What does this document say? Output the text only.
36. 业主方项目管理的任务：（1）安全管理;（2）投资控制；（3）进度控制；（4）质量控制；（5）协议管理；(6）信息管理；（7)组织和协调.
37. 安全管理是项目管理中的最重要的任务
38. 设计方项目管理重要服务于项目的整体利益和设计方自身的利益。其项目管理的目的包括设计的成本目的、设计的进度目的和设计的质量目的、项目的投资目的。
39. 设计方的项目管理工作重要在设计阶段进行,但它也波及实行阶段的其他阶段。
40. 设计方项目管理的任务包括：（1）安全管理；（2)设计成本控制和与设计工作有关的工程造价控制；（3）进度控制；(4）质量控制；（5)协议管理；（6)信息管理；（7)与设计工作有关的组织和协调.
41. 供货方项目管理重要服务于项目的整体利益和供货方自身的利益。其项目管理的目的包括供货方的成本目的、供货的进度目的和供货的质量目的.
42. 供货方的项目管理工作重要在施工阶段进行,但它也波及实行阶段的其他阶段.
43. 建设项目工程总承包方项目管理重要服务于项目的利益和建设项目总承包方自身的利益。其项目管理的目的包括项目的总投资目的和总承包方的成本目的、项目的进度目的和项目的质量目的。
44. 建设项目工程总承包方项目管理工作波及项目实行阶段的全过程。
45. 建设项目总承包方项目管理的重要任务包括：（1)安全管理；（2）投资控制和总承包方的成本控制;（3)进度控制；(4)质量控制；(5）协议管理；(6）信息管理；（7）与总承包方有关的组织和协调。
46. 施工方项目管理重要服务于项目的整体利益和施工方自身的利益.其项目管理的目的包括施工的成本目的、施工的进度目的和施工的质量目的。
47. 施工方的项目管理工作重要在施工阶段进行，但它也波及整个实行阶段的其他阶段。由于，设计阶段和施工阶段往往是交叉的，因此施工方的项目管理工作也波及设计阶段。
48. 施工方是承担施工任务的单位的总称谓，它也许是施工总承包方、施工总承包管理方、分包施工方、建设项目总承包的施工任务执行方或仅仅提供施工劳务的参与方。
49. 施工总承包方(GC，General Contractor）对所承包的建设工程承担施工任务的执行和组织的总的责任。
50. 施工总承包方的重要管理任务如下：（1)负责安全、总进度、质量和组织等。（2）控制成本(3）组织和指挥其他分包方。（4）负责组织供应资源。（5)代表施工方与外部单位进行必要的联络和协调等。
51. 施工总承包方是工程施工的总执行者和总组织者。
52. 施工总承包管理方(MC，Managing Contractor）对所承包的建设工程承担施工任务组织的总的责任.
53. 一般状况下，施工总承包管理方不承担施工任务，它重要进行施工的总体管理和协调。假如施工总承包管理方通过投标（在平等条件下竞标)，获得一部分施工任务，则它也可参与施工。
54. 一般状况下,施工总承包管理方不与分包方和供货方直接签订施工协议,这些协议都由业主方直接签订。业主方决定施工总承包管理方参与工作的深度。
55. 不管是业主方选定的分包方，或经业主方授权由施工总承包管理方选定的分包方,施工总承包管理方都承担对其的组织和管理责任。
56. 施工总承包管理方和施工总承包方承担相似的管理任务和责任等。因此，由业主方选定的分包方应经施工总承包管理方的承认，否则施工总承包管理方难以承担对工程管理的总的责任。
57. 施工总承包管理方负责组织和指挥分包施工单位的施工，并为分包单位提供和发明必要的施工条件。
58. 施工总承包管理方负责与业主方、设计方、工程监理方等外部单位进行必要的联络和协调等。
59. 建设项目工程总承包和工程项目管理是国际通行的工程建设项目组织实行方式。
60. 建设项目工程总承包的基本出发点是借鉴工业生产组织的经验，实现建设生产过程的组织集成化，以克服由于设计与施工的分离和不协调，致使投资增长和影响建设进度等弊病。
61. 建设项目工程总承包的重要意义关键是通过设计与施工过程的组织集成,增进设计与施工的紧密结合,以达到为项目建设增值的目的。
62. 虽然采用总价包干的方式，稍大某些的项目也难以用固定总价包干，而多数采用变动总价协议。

## WHAT TO DO:
Reproduce each entry word for word.

## TASK RESULT:
What does this document say? Output the text only.
36. 业主方项目管理的任务：（1）安全管理;（2）投资控制；（3）进度控制；（4）质量控制；（5）协议管理；(6）信息管理；（7)组织和协调.
37. 安全管理是项目管理中的最重要的任务
38. 设计方项目管理重要服务于项目的整体利益和设计方自身的利益。其项目管理的目的包括设计的成本目的、设计的进度目的和设计的质量目的、项目的投资目的。
39. 设计方的项目管理工作重要在设计阶段进行,但它也波及实行阶段的其他阶段。
40. 设计方项目管理的任务包括：（1）安全管理；（2)设计成本控制和与设计工作有关的工程造价控制；（3）进度控制；(4）质量控制；（5)协议管理；（6)信息管理；（7)与设计工作有关的组织和协调.
41. 供货方项目管理重要服务于项目的整体利益和供货方自身的利益。其项目管理的目的包括供货方的成本目的、供货的进度目的和供货的质量目的.
42. 供货方的项目管理工作重要在施工阶段进行,但它也波及实行阶段的其他阶段.
43. 建设项目工程总承包方项目管理重要服务于项目的利益和建设项目总承包方自身的利益。其项目管理的目的包括项目的总投资目的和总承包方的成本目的、项目的进度目的和项目的质量目的。
44. 建设项目工程总承包方项目管理工作波及项目实行阶段的全过程。
45. 建设项目总承包方项目管理的重要任务包括：（1)安全管理；（2）投资控制和总承包方的成本控制;（3)进度控制；(4)质量控制；(5）协议管理；(6）信息管理；（7）与总承包方有关的组织和协调。
46. 施工方项目管理重要服务于项目的整体利益和施工方自身的利益.其项目管理的目的包括施工的成本目的、施工的进度目的和施工的质量目的。
47. 施工方的项目管理工作重要在施工阶段进行，但它也波及整个实行阶段的其他阶段。由于，设计阶段和施工阶段往往是交叉的，因此施工方的项目管理工作也波及设计阶段。
48. 施工方是承担施工任务的单位的总称谓，它也许是施工总承包方、施工总承包管理方、分包施工方、建设项目总承包的施工任务执行方或仅仅提供施工劳务的参与方。
49. 施工总承包方(GC，General Contractor）对所承包的建设工程承担施工任务的执行和组织的总的责任。
50. 施工总承包方的重要管理任务如下：（1)负责安全、总进度、质量和组织等。（2）控制成本(3）组织和指挥其他分包方。（4）负责组织供应资源。（5)代表施工方与外部单位进行必要的联络和协调等。
51. 施工总承包方是工程施工的总执行者和总组织者。
52. 施工总承包管理方(MC，Managing Contractor）对所承包的建设工程承担施工任务组织的总的责任.
53. 一般状况下，施工总承包管理方不承担施工任务，它重要进行施工的总体管理和协调。假如施工总承包管理方通过投标（在平等条件下竞标)，获得一部分施工任务，则它也可参与施工。
54. 一般状况下,施工总承包管理方不与分包方和供货方直接签订施工协议,这些协议都由业主方直接签订。业主方决定施工总承包管理方参与工作的深度。
55. 不管是业主方选定的分包方，或经业主方授权由施工总承包管理方选定的分包方,施工总承包管理方都承担对其的组织和管理责任。
56. 施工总承包管理方和施工总承包方承担相似的管理任务和责任等。因此，由业主方选定的分包方应经施工总承包管理方的承认，否则施工总承包管理方难以承担对工程管理的总的责任。
57. 施工总承包管理方负责组织和指挥分包施工单位的施工，并为分包单位提供和发明必要的施工条件。
58. 施工总承包管理方负责与业主方、设计方、工程监理方等外部单位进行必要的联络和协调等。
59. 建设项目工程总承包和工程项目管理是国际通行的工程建设项目组织实行方式。
60. 建设项目工程总承包的基本出发点是借鉴工业生产组织的经验，实现建设生产过程的组织集成化，以克服由于设计与施工的分离和不协调，致使投资增长和影响建设进度等弊病。
61. 建设项目工程总承包的重要意义关键是通过设计与施工过程的组织集成,增进设计与施工的紧密结合,以达到为项目建设增值的目的。
62. 虽然采用总价包干的方式，稍大某些的项目也难以用固定总价包干，而多数采用变动总价协议。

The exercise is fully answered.